• **BRIEF**: Repeat every record below exactly as it appears.

• **DATA PROVIDED**:
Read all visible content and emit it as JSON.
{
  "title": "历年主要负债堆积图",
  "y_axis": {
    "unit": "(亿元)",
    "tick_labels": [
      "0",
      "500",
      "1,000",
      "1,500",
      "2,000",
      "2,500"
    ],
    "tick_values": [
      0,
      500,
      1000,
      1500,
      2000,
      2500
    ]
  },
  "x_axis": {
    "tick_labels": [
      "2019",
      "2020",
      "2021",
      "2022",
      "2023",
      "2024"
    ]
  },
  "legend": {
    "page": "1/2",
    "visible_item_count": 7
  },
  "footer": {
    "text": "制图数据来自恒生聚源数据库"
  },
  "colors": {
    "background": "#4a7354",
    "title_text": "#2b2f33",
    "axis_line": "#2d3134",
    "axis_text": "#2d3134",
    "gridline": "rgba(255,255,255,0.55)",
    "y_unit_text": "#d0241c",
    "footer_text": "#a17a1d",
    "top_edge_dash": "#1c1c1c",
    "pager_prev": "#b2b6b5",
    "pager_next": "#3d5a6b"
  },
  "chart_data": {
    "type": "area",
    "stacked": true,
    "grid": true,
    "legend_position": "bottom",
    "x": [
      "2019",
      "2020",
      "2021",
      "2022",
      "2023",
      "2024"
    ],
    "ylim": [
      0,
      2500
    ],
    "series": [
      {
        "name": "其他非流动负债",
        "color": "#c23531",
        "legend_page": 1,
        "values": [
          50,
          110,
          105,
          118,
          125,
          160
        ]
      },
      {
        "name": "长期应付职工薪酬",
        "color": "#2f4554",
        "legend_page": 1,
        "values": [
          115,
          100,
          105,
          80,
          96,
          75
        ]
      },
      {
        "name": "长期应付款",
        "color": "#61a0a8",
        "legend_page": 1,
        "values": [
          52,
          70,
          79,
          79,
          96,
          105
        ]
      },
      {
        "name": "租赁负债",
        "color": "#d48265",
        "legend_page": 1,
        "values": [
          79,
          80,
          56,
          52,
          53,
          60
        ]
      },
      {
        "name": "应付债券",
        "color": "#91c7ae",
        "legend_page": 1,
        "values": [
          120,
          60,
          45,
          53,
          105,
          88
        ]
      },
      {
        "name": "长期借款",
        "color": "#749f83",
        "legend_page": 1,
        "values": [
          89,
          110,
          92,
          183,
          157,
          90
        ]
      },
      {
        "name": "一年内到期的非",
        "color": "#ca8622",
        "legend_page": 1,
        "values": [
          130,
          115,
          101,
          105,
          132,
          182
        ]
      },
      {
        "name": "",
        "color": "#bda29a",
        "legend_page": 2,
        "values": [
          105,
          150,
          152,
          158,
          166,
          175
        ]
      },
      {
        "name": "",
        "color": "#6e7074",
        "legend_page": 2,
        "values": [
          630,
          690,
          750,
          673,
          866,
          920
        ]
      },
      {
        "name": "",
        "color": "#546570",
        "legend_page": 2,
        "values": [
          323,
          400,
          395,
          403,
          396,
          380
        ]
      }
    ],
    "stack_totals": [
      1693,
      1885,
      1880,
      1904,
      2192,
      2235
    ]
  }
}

• **SOLUTION TO THIS EXERCISE**:
Read all visible content and emit it as JSON.
{
  "title": "历年主要负债堆积图",
  "y_axis": {
    "unit": "(亿元)",
    "tick_labels": [
      "0",
      "500",
      "1,000",
      "1,500",
      "2,000",
      "2,500"
    ],
    "tick_values": [
      0,
      500,
      1000,
      1500,
      2000,
      2500
    ]
  },
  "x_axis": {
    "tick_labels": [
      "2019",
      "2020",
      "2021",
      "2022",
      "2023",
      "2024"
    ]
  },
  "legend": {
    "page": "1/2",
    "visible_item_count": 7
  },
  "footer": {
    "text": "制图数据来自恒生聚源数据库"
  },
  "colors": {
    "background": "#4a7354",
    "title_text": "#2b2f33",
    "axis_line": "#2d3134",
    "axis_text": "#2d3134",
    "gridline": "rgba(255,255,255,0.55)",
    "y_unit_text": "#d0241c",
    "footer_text": "#a17a1d",
    "top_edge_dash": "#1c1c1c",
    "pager_prev": "#b2b6b5",
    "pager_next": "#3d5a6b"
  },
  "chart_data": {
    "type": "area",
    "stacked": true,
    "grid": true,
    "legend_position": "bottom",
    "x": [
      "2019",
      "2020",
      "2021",
      "2022",
      "2023",
      "2024"
    ],
    "ylim": [
      0,
      2500
    ],
    "series": [
      {
        "name": "其他非流动负债",
        "color": "#c23531",
        "legend_page": 1,
        "values": [
          50,
          110,
          105,
          118,
          125,
          160
        ]
      },
      {
        "name": "长期应付职工薪酬",
        "color": "#2f4554",
        "legend_page": 1,
        "values": [
          115,
          100,
          105,
          80,
          96,
          75
        ]
      },
      {
        "name": "长期应付款",
        "color": "#61a0a8",
        "legend_page": 1,
        "values": [
          52,
          70,
          79,
          79,
          96,
          105
        ]
      },
      {
        "name": "租赁负债",
        "color": "#d48265",
        "legend_page": 1,
        "values": [
          79,
          80,
          56,
          52,
          53,
          60
        ]
      },
      {
        "name": "应付债券",
        "color": "#91c7ae",
        "legend_page": 1,
        "values": [
          120,
          60,
          45,
          53,
          105,
          88
        ]
      },
      {
        "name": "长期借款",
        "color": "#749f83",
        "legend_page": 1,
        "values": [
          89,
          110,
          92,
          183,
          157,
          90
        ]
      },
      {
        "name": "一年内到期的非",
        "color": "#ca8622",
        "legend_page": 1,
        "values": [
          130,
          115,
          101,
          105,
          132,
          182
        ]
      },
      {
        "name": "",
        "color": "#bda29a",
        "legend_page": 2,
        "values": [
          105,
          150,
          152,
          158,
          166,
          175
        ]
      },
      {
        "name": "",
        "color": "#6e7074",
        "legend_page": 2,
        "values": [
          630,
          690,
          750,
          673,
          866,
          920
        ]
      },
      {
        "name": "",
        "color": "#546570",
        "legend_page": 2,
        "values": [
          323,
          400,
          395,
          403,
          396,
          380
        ]
      }
    ],
    "stack_totals": [
      1693,
      1885,
      1880,
      1904,
      2192,
      2235
    ]
  }
}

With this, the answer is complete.